» **TASK INSTRUCTIONS**:
Reproduce all records exactly.

» **WORKING DATA**:

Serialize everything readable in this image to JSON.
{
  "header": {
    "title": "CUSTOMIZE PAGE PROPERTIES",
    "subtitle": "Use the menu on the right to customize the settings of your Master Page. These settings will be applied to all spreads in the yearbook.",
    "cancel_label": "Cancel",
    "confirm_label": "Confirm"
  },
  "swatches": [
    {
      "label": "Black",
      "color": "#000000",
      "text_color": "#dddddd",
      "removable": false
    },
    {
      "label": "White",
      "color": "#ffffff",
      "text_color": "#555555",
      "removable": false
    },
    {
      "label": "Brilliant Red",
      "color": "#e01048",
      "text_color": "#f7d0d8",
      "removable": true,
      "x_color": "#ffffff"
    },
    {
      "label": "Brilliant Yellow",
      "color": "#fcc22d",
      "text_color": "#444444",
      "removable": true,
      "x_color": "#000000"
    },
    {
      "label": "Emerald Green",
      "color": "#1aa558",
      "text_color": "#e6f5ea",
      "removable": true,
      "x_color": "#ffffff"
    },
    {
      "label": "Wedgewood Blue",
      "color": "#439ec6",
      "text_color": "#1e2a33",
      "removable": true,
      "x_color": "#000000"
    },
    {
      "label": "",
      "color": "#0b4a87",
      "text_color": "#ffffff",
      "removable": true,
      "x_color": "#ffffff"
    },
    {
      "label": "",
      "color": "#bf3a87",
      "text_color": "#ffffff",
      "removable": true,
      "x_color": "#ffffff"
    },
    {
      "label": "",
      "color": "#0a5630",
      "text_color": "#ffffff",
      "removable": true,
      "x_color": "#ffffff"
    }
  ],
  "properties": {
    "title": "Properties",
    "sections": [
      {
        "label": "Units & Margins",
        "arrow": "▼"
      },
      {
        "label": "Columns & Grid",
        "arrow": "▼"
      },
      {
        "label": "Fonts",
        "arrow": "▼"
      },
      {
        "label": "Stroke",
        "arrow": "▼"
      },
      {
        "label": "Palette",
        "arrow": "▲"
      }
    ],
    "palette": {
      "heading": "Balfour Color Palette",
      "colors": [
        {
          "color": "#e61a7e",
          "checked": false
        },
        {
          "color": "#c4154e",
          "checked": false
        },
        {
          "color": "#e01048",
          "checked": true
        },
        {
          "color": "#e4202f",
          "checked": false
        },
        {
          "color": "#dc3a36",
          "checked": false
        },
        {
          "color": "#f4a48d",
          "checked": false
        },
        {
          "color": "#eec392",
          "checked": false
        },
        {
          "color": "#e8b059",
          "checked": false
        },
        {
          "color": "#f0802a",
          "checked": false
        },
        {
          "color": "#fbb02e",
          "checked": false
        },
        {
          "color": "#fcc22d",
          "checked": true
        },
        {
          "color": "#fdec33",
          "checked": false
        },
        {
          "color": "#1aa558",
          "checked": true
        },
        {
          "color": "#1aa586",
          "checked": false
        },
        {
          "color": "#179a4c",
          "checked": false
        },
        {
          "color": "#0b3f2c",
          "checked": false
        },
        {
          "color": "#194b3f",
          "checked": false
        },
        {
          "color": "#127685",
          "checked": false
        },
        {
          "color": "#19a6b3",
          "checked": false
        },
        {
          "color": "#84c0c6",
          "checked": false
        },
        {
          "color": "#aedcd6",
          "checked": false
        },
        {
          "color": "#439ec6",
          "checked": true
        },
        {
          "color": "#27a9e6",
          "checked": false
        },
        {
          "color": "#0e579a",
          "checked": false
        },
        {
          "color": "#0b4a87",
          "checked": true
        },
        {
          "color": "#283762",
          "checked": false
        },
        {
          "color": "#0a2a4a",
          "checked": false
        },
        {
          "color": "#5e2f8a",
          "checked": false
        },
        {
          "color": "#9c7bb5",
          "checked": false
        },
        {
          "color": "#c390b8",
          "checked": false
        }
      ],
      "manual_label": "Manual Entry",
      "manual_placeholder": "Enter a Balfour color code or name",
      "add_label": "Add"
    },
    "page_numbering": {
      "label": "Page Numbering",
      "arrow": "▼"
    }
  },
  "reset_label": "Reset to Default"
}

» **ANSWER FOR THE TASK**:
Serialize everything readable in this image to JSON.
{
  "header": {
    "title": "CUSTOMIZE PAGE PROPERTIES",
    "subtitle": "Use the menu on the right to customize the settings of your Master Page. These settings will be applied to all spreads in the yearbook.",
    "cancel_label": "Cancel",
    "confirm_label": "Confirm"
  },
  "swatches": [
    {
      "label": "Black",
      "color": "#000000",
      "text_color": "#dddddd",
      "removable": false
    },
    {
      "label": "White",
      "color": "#ffffff",
      "text_color": "#555555",
      "removable": false
    },
    {
      "label": "Brilliant Red",
      "color": "#e01048",
      "text_color": "#f7d0d8",
      "removable": true,
      "x_color": "#ffffff"
    },
    {
      "label": "Brilliant Yellow",
      "color": "#fcc22d",
      "text_color": "#444444",
      "removable": true,
      "x_color": "#000000"
    },
    {
      "label": "Emerald Green",
      "color": "#1aa558",
      "text_color": "#e6f5ea",
      "removable": true,
      "x_color": "#ffffff"
    },
    {
      "label": "Wedgewood Blue",
      "color": "#439ec6",
      "text_color": "#1e2a33",
      "removable": true,
      "x_color": "#000000"
    },
    {
      "label": "",
      "color": "#0b4a87",
      "text_color": "#ffffff",
      "removable": true,
      "x_color": "#ffffff"
    },
    {
      "label": "",
      "color": "#bf3a87",
      "text_color": "#ffffff",
      "removable": true,
      "x_color": "#ffffff"
    },
    {
      "label": "",
      "color": "#0a5630",
      "text_color": "#ffffff",
      "removable": true,
      "x_color": "#ffffff"
    }
  ],
  "properties": {
    "title": "Properties",
    "sections": [
      {
        "label": "Units & Margins",
        "arrow": "▼"
      },
      {
        "label": "Columns & Grid",
        "arrow": "▼"
      },
      {
        "label": "Fonts",
        "arrow": "▼"
      },
      {
        "label": "Stroke",
        "arrow": "▼"
      },
      {
        "label": "Palette",
        "arrow": "▲"
      }
    ],
    "palette": {
      "heading": "Balfour Color Palette",
      "colors": [
        {
          "color": "#e61a7e",
          "checked": false
        },
        {
          "color": "#c4154e",
          "checked": false
        },
        {
          "color": "#e01048",
          "checked": true
        },
        {
          "color": "#e4202f",
          "checked": false
        },
        {
          "color": "#dc3a36",
          "checked": false
        },
        {
          "color": "#f4a48d",
          "checked": false
        },
        {
          "color": "#eec392",
          "checked": false
        },
        {
          "color": "#e8b059",
          "checked": false
        },
        {
          "color": "#f0802a",
          "checked": false
        },
        {
          "color": "#fbb02e",
          "checked": false
        },
        {
          "color": "#fcc22d",
          "checked": true
        },
        {
          "color": "#fdec33",
          "checked": false
        },
        {
          "color": "#1aa558",
          "checked": true
        },
        {
          "color": "#1aa586",
          "checked": false
        },
        {
          "color": "#179a4c",
          "checked": false
        },
        {
          "color": "#0b3f2c",
          "checked": false
        },
        {
          "color": "#194b3f",
          "checked": false
        },
        {
          "color": "#127685",
          "checked": false
        },
        {
          "color": "#19a6b3",
          "checked": false
        },
        {
          "color": "#84c0c6",
          "checked": false
        },
        {
          "color": "#aedcd6",
          "checked": false
        },
        {
          "color": "#439ec6",
          "checked": true
        },
        {
          "color": "#27a9e6",
          "checked": false
        },
        {
          "color": "#0e579a",
          "checked": false
        },
        {
          "color": "#0b4a87",
          "checked": true
        },
        {
          "color": "#283762",
          "checked": false
        },
        {
          "color": "#0a2a4a",
          "checked": false
        },
        {
          "color": "#5e2f8a",
          "checked": false
        },
        {
          "color": "#9c7bb5",
          "checked": false
        },
        {
          "color": "#c390b8",
          "checked": false
        }
      ],
      "manual_label": "Manual Entry",
      "manual_placeholder": "Enter a Balfour color code or name",
      "add_label": "Add"
    },
    "page_numbering": {
      "label": "Page Numbering",
      "arrow": "▼"
    }
  },
  "reset_label": "Reset to Default"
}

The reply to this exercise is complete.